§ Aim
Below is the data. Give it again, complete and exact.

* Begin *

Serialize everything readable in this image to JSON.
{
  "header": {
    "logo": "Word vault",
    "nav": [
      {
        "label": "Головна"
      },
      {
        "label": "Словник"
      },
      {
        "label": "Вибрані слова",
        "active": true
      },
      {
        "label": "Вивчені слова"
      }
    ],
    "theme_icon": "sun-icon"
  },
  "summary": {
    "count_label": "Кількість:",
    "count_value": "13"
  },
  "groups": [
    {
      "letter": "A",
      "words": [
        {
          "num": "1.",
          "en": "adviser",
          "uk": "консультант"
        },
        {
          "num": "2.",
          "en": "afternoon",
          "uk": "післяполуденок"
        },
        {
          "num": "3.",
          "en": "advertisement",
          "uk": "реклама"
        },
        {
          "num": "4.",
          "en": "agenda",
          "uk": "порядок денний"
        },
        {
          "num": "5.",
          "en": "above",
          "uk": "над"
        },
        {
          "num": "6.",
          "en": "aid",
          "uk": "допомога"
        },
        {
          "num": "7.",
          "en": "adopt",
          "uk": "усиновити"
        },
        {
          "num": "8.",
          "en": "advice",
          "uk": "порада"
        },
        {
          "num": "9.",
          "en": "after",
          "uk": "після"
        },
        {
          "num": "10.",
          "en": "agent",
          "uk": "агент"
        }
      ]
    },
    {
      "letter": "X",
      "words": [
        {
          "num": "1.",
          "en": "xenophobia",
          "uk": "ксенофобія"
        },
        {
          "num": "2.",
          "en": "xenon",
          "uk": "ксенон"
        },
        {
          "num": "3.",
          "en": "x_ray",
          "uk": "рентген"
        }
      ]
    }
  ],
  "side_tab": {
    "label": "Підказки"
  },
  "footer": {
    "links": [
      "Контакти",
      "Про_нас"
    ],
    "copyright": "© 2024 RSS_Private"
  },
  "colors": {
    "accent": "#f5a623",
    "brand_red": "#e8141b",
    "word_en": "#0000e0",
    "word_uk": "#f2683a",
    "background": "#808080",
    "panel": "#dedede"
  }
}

* End *

§ Correct result
Serialize everything readable in this image to JSON.
{
  "header": {
    "logo": "Word vault",
    "nav": [
      {
        "label": "Головна"
      },
      {
        "label": "Словник"
      },
      {
        "label": "Вибрані слова",
        "active": true
      },
      {
        "label": "Вивчені слова"
      }
    ],
    "theme_icon": "sun-icon"
  },
  "summary": {
    "count_label": "Кількість:",
    "count_value": "13"
  },
  "groups": [
    {
      "letter": "A",
      "words": [
        {
          "num": "1.",
          "en": "adviser",
          "uk": "консультант"
        },
        {
          "num": "2.",
          "en": "afternoon",
          "uk": "післяполуденок"
        },
        {
          "num": "3.",
          "en": "advertisement",
          "uk": "реклама"
        },
        {
          "num": "4.",
          "en": "agenda",
          "uk": "порядок денний"
        },
        {
          "num": "5.",
          "en": "above",
          "uk": "над"
        },
        {
          "num": "6.",
          "en": "aid",
          "uk": "допомога"
        },
        {
          "num": "7.",
          "en": "adopt",
          "uk": "усиновити"
        },
        {
          "num": "8.",
          "en": "advice",
          "uk": "порада"
        },
        {
          "num": "9.",
          "en": "after",
          "uk": "після"
        },
        {
          "num": "10.",
          "en": "agent",
          "uk": "агент"
        }
      ]
    },
    {
      "letter": "X",
      "words": [
        {
          "num": "1.",
          "en": "xenophobia",
          "uk": "ксенофобія"
        },
        {
          "num": "2.",
          "en": "xenon",
          "uk": "ксенон"
        },
        {
          "num": "3.",
          "en": "x_ray",
          "uk": "рентген"
        }
      ]
    }
  ],
  "side_tab": {
    "label": "Підказки"
  },
  "footer": {
    "links": [
      "Контакти",
      "Про_нас"
    ],
    "copyright": "© 2024 RSS_Private"
  },
  "colors": {
    "accent": "#f5a623",
    "brand_red": "#e8141b",
    "word_en": "#0000e0",
    "word_uk": "#f2683a",
    "background": "#808080",
    "panel": "#dedede"
  }
}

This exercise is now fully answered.